*SHORT TASK*: What lines of the data include the string "true"? Copy them all.

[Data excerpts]
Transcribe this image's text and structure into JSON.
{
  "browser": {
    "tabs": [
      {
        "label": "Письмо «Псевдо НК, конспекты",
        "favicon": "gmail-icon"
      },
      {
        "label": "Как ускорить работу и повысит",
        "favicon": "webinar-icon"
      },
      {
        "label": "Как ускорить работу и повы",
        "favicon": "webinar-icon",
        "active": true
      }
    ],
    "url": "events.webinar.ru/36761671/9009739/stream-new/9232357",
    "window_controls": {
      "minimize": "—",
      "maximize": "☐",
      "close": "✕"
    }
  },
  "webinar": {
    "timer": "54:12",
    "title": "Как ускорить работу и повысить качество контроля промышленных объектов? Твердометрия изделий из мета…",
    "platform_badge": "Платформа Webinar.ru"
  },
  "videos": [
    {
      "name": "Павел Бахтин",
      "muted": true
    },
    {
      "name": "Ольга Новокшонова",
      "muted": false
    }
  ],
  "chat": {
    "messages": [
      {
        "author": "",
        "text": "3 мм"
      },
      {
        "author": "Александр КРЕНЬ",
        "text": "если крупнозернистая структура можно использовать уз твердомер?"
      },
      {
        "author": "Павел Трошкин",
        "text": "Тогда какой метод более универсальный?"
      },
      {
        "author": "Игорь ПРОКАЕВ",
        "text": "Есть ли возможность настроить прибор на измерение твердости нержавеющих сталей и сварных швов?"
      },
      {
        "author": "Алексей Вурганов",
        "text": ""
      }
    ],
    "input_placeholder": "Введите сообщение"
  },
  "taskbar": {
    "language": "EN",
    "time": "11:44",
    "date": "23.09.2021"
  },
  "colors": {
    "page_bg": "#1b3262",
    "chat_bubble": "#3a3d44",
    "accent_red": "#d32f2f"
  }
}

---

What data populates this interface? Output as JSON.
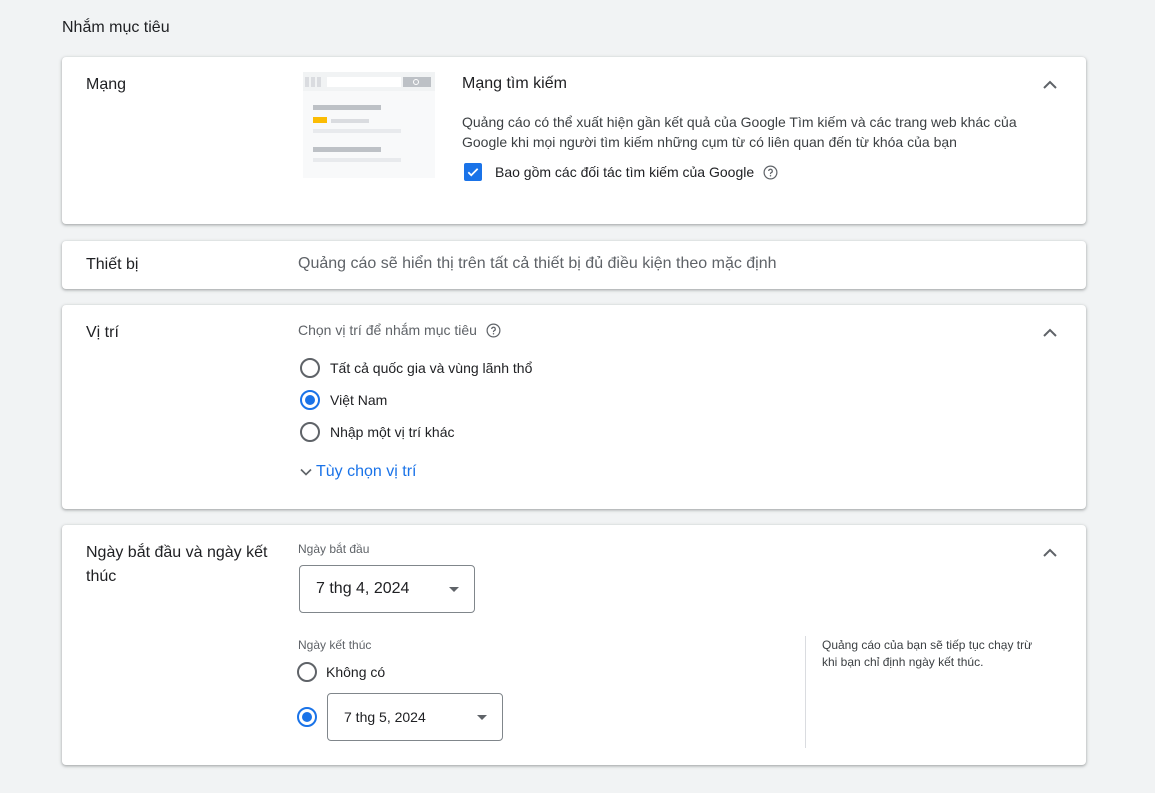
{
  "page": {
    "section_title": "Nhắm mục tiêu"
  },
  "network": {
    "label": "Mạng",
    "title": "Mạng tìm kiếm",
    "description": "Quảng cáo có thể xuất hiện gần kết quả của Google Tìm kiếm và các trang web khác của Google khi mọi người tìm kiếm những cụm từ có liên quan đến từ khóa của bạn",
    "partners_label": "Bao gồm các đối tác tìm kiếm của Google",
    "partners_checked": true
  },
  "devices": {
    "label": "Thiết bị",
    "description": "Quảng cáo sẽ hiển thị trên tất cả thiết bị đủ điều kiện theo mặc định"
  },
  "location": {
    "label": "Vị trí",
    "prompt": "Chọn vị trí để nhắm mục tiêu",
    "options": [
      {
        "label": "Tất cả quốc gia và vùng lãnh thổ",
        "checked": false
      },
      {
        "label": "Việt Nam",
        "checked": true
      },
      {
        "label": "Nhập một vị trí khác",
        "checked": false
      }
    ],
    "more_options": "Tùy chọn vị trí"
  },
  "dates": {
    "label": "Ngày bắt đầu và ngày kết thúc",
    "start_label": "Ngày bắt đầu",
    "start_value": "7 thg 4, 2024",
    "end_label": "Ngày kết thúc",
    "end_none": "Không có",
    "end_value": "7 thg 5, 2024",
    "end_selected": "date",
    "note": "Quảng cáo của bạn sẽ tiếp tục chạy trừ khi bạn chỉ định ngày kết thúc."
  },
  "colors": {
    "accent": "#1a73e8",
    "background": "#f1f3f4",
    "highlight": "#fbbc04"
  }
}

*RESPONSE FOR THIS EXERCISE*:
        "active": true
      "muted": true
    "partners_checked": true
        "checked": true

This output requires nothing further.